**Objective**
Repeat what the lines below say, word for word, and skip every image.

**Material to process**
▶

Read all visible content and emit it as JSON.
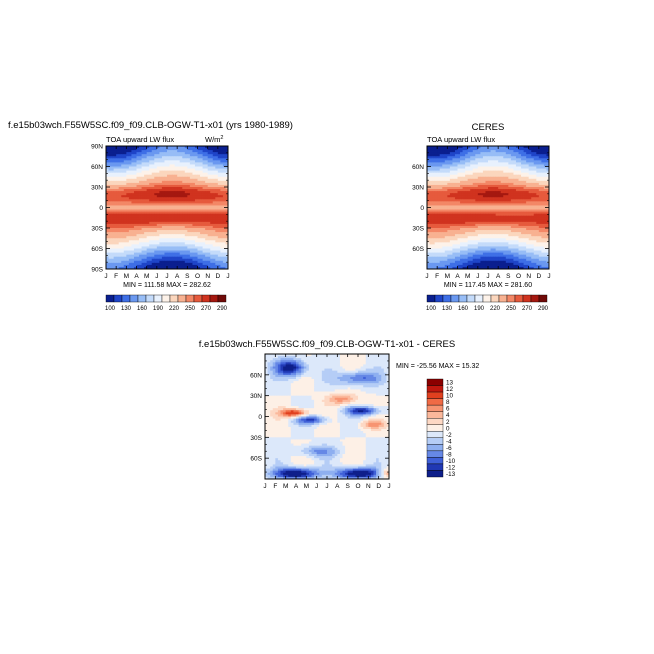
{
  "figure": {
    "case_title": "f.e15b03wch.F55W5SC.f09_f09.CLB-OGW-T1-x01 (yrs 1980-1989)",
    "obs_title": "CERES",
    "diff_title": "f.e15b03wch.F55W5SC.f09_f09.CLB-OGW-T1-x01  - CERES"
  },
  "chart_data": [
    {
      "type": "heatmap",
      "panel": "model",
      "title": "f.e15b03wch.F55W5SC.f09_f09.CLB-OGW-T1-x01 (yrs 1980-1989)",
      "subtitle_left": "TOA upward LW flux",
      "units": "W/m",
      "units_sup": "2",
      "x_ticks": [
        "J",
        "F",
        "M",
        "A",
        "M",
        "J",
        "J",
        "A",
        "S",
        "O",
        "N",
        "D",
        "J"
      ],
      "y_ticks": [
        "90N",
        "60N",
        "30N",
        "0",
        "30S",
        "60S",
        "90S"
      ],
      "ylim": [
        -90,
        90
      ],
      "stats": "MIN = 111.58  MAX = 282.62",
      "min": 111.58,
      "max": 282.62,
      "colorbar_labels": [
        "100",
        "130",
        "160",
        "190",
        "220",
        "250",
        "270",
        "290"
      ],
      "levels": [
        100,
        115,
        130,
        145,
        160,
        175,
        190,
        205,
        220,
        235,
        250,
        260,
        270,
        280,
        290
      ],
      "colors": [
        "#0a1f8f",
        "#1f45c8",
        "#3e6fe6",
        "#6a98f0",
        "#97bdf6",
        "#c4dbfa",
        "#e8f1fd",
        "#fdf2e9",
        "#fbd6bd",
        "#f8b191",
        "#f38766",
        "#e65a3d",
        "#d0331f",
        "#a51810",
        "#700a08"
      ]
    },
    {
      "type": "heatmap",
      "panel": "obs",
      "title": "CERES",
      "subtitle_left": "TOA upward LW flux",
      "x_ticks": [
        "J",
        "F",
        "M",
        "A",
        "M",
        "J",
        "J",
        "A",
        "S",
        "O",
        "N",
        "D",
        "J"
      ],
      "y_ticks": [
        "60N",
        "30N",
        "0",
        "30S",
        "60S"
      ],
      "ylim": [
        -90,
        90
      ],
      "stats": "MIN = 117.45  MAX = 281.60",
      "min": 117.45,
      "max": 281.6,
      "colorbar_labels": [
        "100",
        "130",
        "160",
        "190",
        "220",
        "250",
        "270",
        "290"
      ]
    },
    {
      "type": "heatmap",
      "panel": "difference",
      "title": "f.e15b03wch.F55W5SC.f09_f09.CLB-OGW-T1-x01  - CERES",
      "x_ticks": [
        "J",
        "F",
        "M",
        "A",
        "M",
        "J",
        "J",
        "A",
        "S",
        "O",
        "N",
        "D",
        "J"
      ],
      "y_ticks": [
        "60N",
        "30N",
        "0",
        "30S",
        "60S"
      ],
      "ylim": [
        -90,
        90
      ],
      "stats": "MIN = -25.56  MAX =  15.32",
      "min": -25.56,
      "max": 15.32,
      "colorbar_labels": [
        "13",
        "12",
        "10",
        "8",
        "6",
        "4",
        "2",
        "0",
        "-2",
        "-4",
        "-6",
        "-8",
        "-10",
        "-12",
        "-13"
      ],
      "colors": [
        "#8b0000",
        "#c0180f",
        "#e0401f",
        "#f06a45",
        "#f79472",
        "#fbb89b",
        "#fdd8c4",
        "#fdf0e6",
        "#dce8fa",
        "#b5cdf6",
        "#8eaff0",
        "#6688e6",
        "#3f60d8",
        "#2038b4",
        "#0e1f8a"
      ]
    }
  ]
}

◀

**Task result**
Read all visible content and emit it as JSON.
{
  "figure": {
    "case_title": "f.e15b03wch.F55W5SC.f09_f09.CLB-OGW-T1-x01 (yrs 1980-1989)",
    "obs_title": "CERES",
    "diff_title": "f.e15b03wch.F55W5SC.f09_f09.CLB-OGW-T1-x01  - CERES"
  },
  "chart_data": [
    {
      "type": "heatmap",
      "panel": "model",
      "title": "f.e15b03wch.F55W5SC.f09_f09.CLB-OGW-T1-x01 (yrs 1980-1989)",
      "subtitle_left": "TOA upward LW flux",
      "units": "W/m",
      "units_sup": "2",
      "x_ticks": [
        "J",
        "F",
        "M",
        "A",
        "M",
        "J",
        "J",
        "A",
        "S",
        "O",
        "N",
        "D",
        "J"
      ],
      "y_ticks": [
        "90N",
        "60N",
        "30N",
        "0",
        "30S",
        "60S",
        "90S"
      ],
      "ylim": [
        -90,
        90
      ],
      "stats": "MIN = 111.58  MAX = 282.62",
      "min": 111.58,
      "max": 282.62,
      "colorbar_labels": [
        "100",
        "130",
        "160",
        "190",
        "220",
        "250",
        "270",
        "290"
      ],
      "levels": [
        100,
        115,
        130,
        145,
        160,
        175,
        190,
        205,
        220,
        235,
        250,
        260,
        270,
        280,
        290
      ],
      "colors": [
        "#0a1f8f",
        "#1f45c8",
        "#3e6fe6",
        "#6a98f0",
        "#97bdf6",
        "#c4dbfa",
        "#e8f1fd",
        "#fdf2e9",
        "#fbd6bd",
        "#f8b191",
        "#f38766",
        "#e65a3d",
        "#d0331f",
        "#a51810",
        "#700a08"
      ]
    },
    {
      "type": "heatmap",
      "panel": "obs",
      "title": "CERES",
      "subtitle_left": "TOA upward LW flux",
      "x_ticks": [
        "J",
        "F",
        "M",
        "A",
        "M",
        "J",
        "J",
        "A",
        "S",
        "O",
        "N",
        "D",
        "J"
      ],
      "y_ticks": [
        "60N",
        "30N",
        "0",
        "30S",
        "60S"
      ],
      "ylim": [
        -90,
        90
      ],
      "stats": "MIN = 117.45  MAX = 281.60",
      "min": 117.45,
      "max": 281.6,
      "colorbar_labels": [
        "100",
        "130",
        "160",
        "190",
        "220",
        "250",
        "270",
        "290"
      ]
    },
    {
      "type": "heatmap",
      "panel": "difference",
      "title": "f.e15b03wch.F55W5SC.f09_f09.CLB-OGW-T1-x01  - CERES",
      "x_ticks": [
        "J",
        "F",
        "M",
        "A",
        "M",
        "J",
        "J",
        "A",
        "S",
        "O",
        "N",
        "D",
        "J"
      ],
      "y_ticks": [
        "60N",
        "30N",
        "0",
        "30S",
        "60S"
      ],
      "ylim": [
        -90,
        90
      ],
      "stats": "MIN = -25.56  MAX =  15.32",
      "min": -25.56,
      "max": 15.32,
      "colorbar_labels": [
        "13",
        "12",
        "10",
        "8",
        "6",
        "4",
        "2",
        "0",
        "-2",
        "-4",
        "-6",
        "-8",
        "-10",
        "-12",
        "-13"
      ],
      "colors": [
        "#8b0000",
        "#c0180f",
        "#e0401f",
        "#f06a45",
        "#f79472",
        "#fbb89b",
        "#fdd8c4",
        "#fdf0e6",
        "#dce8fa",
        "#b5cdf6",
        "#8eaff0",
        "#6688e6",
        "#3f60d8",
        "#2038b4",
        "#0e1f8a"
      ]
    }
  ]
}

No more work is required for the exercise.